→ A fazer: Por favor, edite as linhas desde o início até a linha que contém "question-text: Can customers set", incluindo as duas pontas, trocando "checkbox-yes" por "checkbox-sim" e mantendo todo o resto igual.
----------
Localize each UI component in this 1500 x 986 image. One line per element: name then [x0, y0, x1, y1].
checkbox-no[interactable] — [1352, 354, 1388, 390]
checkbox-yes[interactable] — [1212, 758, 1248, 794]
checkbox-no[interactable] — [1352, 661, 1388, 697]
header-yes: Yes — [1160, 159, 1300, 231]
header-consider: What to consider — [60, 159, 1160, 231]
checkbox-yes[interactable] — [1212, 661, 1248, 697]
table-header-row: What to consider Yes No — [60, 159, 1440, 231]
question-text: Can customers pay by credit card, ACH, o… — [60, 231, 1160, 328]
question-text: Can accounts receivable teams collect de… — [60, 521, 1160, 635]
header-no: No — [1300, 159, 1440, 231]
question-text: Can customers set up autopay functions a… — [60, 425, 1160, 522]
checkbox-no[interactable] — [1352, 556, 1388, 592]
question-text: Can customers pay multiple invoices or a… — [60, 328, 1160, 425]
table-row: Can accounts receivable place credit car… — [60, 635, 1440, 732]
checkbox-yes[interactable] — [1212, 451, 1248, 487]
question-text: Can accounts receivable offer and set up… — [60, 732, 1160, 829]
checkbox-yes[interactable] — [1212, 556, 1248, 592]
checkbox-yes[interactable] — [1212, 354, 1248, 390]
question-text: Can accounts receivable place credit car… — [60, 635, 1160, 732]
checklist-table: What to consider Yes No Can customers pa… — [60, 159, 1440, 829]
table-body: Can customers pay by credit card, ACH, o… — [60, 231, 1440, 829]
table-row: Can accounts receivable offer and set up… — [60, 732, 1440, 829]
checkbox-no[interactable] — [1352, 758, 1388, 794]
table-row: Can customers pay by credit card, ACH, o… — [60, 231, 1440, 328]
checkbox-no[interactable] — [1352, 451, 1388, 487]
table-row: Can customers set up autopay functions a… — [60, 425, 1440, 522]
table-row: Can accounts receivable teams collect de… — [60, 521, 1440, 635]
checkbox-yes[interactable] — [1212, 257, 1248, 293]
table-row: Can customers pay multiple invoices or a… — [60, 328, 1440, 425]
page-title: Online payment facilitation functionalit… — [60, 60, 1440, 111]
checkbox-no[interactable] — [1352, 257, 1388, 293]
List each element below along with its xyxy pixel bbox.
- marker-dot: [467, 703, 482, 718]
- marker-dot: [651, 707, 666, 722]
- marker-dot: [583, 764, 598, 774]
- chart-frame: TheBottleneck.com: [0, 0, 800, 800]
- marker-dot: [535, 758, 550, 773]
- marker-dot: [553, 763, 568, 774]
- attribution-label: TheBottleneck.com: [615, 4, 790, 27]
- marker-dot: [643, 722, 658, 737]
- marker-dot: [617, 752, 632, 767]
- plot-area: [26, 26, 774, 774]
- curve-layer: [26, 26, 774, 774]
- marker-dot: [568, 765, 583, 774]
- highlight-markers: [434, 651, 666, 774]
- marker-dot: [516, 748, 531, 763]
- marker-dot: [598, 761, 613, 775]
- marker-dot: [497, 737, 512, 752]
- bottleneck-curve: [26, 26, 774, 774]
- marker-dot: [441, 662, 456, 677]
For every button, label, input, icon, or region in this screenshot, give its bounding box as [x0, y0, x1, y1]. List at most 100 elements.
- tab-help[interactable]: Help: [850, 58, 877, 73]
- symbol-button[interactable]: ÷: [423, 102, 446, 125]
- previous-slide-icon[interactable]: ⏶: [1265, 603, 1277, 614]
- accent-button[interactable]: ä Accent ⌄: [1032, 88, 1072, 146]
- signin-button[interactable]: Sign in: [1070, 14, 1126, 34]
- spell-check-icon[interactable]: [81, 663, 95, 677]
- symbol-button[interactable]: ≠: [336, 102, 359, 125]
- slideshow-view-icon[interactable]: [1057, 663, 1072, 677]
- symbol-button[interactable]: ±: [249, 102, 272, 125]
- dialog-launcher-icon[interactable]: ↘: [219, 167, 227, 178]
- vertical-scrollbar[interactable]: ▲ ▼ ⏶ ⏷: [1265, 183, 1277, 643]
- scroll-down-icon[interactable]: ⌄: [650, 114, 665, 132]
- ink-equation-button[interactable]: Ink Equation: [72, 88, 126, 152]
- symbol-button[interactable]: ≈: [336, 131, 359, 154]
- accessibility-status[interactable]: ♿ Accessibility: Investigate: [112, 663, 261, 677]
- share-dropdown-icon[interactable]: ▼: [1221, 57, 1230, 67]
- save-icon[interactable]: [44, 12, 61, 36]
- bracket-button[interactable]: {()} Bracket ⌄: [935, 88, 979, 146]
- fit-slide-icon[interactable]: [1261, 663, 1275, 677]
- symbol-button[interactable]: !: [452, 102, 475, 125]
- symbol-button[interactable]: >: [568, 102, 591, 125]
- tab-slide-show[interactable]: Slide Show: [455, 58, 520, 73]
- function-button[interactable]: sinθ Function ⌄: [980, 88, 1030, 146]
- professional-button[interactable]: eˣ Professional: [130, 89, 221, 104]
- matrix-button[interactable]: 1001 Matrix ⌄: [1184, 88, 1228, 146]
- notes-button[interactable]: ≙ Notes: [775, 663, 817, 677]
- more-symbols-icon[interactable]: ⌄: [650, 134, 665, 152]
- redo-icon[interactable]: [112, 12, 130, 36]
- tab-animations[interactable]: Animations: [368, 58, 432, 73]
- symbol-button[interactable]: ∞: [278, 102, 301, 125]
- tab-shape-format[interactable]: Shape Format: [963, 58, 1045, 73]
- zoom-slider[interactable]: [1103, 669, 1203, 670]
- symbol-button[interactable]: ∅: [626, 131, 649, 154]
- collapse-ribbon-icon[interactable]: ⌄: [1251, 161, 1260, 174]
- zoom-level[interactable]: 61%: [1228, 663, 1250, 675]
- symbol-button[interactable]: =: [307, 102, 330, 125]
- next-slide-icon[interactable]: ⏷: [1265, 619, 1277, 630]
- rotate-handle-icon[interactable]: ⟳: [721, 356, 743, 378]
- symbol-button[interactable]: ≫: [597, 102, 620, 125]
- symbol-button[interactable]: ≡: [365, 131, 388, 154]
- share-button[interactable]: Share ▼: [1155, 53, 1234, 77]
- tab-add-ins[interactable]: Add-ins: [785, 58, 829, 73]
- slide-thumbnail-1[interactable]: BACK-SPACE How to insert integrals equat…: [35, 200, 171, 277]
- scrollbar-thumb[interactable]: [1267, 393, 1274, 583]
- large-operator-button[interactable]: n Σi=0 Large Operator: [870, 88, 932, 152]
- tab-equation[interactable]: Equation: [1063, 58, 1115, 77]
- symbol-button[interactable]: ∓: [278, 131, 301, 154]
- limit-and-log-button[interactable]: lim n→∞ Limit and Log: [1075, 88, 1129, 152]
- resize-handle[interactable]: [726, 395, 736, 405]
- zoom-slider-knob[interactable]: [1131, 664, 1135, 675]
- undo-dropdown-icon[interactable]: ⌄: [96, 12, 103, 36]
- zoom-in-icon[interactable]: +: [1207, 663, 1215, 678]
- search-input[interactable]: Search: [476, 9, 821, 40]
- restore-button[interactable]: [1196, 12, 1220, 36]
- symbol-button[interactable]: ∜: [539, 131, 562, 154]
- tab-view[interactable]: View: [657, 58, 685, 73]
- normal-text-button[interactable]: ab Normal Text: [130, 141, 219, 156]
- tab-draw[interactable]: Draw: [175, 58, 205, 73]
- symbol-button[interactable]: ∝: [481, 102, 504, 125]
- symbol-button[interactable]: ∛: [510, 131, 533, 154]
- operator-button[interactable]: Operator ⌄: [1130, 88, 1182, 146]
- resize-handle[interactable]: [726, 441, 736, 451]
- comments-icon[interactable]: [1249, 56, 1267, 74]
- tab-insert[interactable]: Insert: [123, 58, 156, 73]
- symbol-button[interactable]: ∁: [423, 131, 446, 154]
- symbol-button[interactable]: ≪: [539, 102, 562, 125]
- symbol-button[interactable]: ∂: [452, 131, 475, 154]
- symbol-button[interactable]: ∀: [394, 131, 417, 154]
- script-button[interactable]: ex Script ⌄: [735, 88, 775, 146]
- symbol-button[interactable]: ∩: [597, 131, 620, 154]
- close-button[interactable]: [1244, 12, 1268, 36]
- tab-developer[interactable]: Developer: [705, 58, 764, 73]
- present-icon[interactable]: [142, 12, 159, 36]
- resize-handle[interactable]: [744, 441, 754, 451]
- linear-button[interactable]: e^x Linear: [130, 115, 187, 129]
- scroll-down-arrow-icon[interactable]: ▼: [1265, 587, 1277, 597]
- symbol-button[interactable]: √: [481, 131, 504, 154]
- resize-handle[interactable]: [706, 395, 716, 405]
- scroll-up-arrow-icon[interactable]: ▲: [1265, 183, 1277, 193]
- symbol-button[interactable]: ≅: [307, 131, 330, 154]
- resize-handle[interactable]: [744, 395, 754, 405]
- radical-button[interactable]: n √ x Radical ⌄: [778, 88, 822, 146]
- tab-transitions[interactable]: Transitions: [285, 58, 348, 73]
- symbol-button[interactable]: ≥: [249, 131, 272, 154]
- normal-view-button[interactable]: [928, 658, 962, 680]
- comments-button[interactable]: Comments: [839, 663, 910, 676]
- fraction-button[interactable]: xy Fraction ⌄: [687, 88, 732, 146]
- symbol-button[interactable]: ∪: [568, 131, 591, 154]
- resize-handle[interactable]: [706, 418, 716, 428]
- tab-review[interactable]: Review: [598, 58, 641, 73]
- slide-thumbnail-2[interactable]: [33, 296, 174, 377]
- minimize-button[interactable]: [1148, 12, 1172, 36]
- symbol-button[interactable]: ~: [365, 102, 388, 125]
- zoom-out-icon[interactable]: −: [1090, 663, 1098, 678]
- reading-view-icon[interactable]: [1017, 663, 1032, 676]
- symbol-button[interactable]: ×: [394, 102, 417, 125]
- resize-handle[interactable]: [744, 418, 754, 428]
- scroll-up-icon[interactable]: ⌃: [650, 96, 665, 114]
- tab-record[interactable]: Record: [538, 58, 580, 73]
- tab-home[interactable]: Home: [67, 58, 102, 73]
----------
→ Resposta escrita:
Localize each UI component in this 1500 x 986 image. One line per element: name then [x0, y0, x1, y1].
checkbox-no[interactable] — [1352, 354, 1388, 390]
checkbox-sim[interactable] — [1212, 758, 1248, 794]
checkbox-no[interactable] — [1352, 661, 1388, 697]
header-yes: Yes — [1160, 159, 1300, 231]
header-consider: What to consider — [60, 159, 1160, 231]
checkbox-sim[interactable] — [1212, 661, 1248, 697]
table-header-row: What to consider Yes No — [60, 159, 1440, 231]
question-text: Can customers pay by credit card, ACH, o… — [60, 231, 1160, 328]
question-text: Can accounts receivable teams collect de… — [60, 521, 1160, 635]
header-no: No — [1300, 159, 1440, 231]
question-text: Can customers set up autopay functions a… — [60, 425, 1160, 522]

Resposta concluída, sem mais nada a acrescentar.